Aim of the task:
Assemble all lines in which the string "image" appears.

Provided records:
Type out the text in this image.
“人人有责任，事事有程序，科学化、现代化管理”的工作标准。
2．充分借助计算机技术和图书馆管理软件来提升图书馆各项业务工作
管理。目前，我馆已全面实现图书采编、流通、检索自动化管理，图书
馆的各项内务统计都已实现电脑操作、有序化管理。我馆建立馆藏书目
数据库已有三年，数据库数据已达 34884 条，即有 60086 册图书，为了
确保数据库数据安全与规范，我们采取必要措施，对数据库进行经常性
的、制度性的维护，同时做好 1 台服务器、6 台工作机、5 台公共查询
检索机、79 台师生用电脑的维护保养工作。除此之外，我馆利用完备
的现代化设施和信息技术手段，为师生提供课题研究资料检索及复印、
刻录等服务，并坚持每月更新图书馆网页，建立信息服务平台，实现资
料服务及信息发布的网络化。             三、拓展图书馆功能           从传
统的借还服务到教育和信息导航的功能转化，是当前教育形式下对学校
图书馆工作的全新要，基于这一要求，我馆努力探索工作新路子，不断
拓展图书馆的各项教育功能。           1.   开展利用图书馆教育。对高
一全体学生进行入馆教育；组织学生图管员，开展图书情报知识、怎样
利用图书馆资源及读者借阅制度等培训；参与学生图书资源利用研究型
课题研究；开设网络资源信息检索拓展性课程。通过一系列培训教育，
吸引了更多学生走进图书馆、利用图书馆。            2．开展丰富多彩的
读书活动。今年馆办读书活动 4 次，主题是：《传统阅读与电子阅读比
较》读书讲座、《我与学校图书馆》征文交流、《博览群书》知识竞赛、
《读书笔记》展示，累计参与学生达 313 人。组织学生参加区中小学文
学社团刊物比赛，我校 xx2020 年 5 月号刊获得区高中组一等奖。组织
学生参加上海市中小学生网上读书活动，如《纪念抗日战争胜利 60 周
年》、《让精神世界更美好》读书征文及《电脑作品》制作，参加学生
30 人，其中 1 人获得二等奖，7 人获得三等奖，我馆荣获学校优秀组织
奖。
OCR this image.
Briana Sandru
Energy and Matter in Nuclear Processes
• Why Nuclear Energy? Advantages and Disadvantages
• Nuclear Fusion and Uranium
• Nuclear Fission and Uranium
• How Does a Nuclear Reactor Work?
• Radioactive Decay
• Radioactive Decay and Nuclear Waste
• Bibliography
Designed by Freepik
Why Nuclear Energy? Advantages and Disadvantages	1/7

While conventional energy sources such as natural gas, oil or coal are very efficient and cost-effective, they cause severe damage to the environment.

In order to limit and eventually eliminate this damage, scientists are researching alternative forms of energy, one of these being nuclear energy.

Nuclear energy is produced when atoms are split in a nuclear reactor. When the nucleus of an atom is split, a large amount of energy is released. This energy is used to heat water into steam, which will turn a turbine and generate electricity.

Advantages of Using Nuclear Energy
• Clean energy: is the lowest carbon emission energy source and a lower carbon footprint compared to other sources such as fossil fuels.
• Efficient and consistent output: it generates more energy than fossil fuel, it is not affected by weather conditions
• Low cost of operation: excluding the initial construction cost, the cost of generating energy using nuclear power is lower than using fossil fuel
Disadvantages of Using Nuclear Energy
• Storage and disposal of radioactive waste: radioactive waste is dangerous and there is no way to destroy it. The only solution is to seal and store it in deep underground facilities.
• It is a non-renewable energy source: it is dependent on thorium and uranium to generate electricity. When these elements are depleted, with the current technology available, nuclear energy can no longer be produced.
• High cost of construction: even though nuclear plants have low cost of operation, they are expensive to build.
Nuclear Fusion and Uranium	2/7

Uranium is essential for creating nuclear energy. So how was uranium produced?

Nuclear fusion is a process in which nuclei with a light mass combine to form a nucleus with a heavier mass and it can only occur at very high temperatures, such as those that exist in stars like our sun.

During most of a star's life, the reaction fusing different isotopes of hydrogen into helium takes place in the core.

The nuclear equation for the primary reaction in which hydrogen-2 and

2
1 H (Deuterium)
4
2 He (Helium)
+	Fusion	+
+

Result for this task:
Type out the text in this image.
OCR this image.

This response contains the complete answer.